▶ **WRITTEN PROBLEM**: Pictures do not belong in the copy. Return all of the entries exactly.

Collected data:
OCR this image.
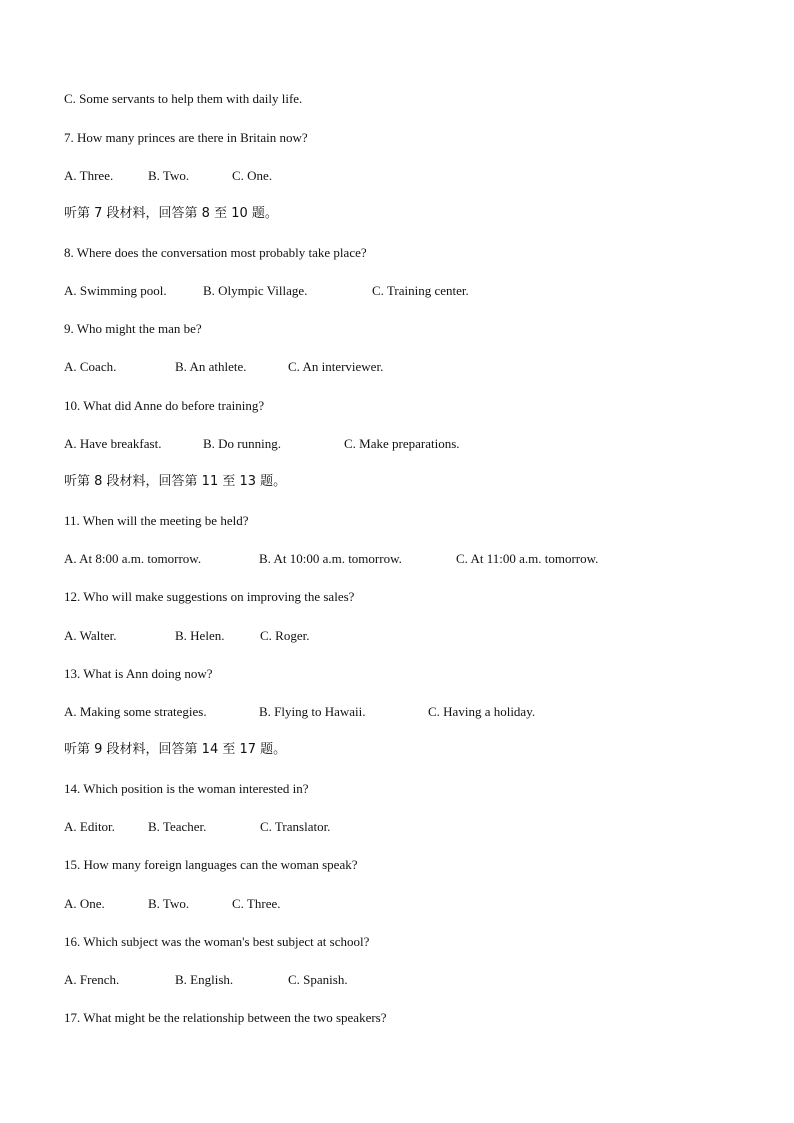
C. Some servants to help them with daily life.
7. How many princes are there in Britain now?
A. Three.	B. Two.	C. One.
听第 7 段材料，回答第 8 至 10 题。
8. Where does the conversation most probably take place?
A. Swimming pool.	B. Olympic Village.	C. Training center.
9. Who might the man be?
A. Coach.	B. An athlete.	C. An interviewer.
10. What did Anne do before training?
A. Have breakfast.	B. Do running.	C. Make preparations.
听第 8 段材料，回答第 11 至 13 题。
11. When will the meeting be held?
A. At 8:00 a.m. tomorrow.	B. At 10:00 a.m. tomorrow.	C. At 11:00 a.m. tomorrow.
12. Who will make suggestions on improving the sales?
A. Walter.	B. Helen.	C. Roger.
13. What is Ann doing now?
A. Making some strategies.	B. Flying to Hawaii.	C. Having a holiday.
听第 9 段材料，回答第 14 至 17 题。
14. Which position is the woman interested in?
A. Editor.	B. Teacher.	C. Translator.
15. How many foreign languages can the woman speak?
A. One.	B. Two.	C. Three.
16. Which subject was the woman's best subject at school?
A. French.	B. English.	C. Spanish.
17. What might be the relationship between the two speakers?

▶ **RESULT FOR THIS TASK**:
OCR this image.
C. Some servants to help them with daily life.
7. How many princes are there in Britain now?
A. Three.	B. Two.	C. One.
听第 7 段材料，回答第 8 至 10 题。
8. Where does the conversation most probably take place?
A. Swimming pool.	B. Olympic Village.	C. Training center.
9. Who might the man be?
A. Coach.	B. An athlete.	C. An interviewer.
10. What did Anne do before training?
A. Have breakfast.	B. Do running.	C. Make preparations.
听第 8 段材料，回答第 11 至 13 题。
11. When will the meeting be held?
A. At 8:00 a.m. tomorrow.	B. At 10:00 a.m. tomorrow.	C. At 11:00 a.m. tomorrow.
12. Who will make suggestions on improving the sales?
A. Walter.	B. Helen.	C. Roger.
13. What is Ann doing now?
A. Making some strategies.	B. Flying to Hawaii.	C. Having a holiday.
听第 9 段材料，回答第 14 至 17 题。
14. Which position is the woman interested in?
A. Editor.	B. Teacher.	C. Translator.
15. How many foreign languages can the woman speak?
A. One.	B. Two.	C. Three.
16. Which subject was the woman's best subject at school?
A. French.	B. English.	C. Spanish.
17. What might be the relationship between the two speakers?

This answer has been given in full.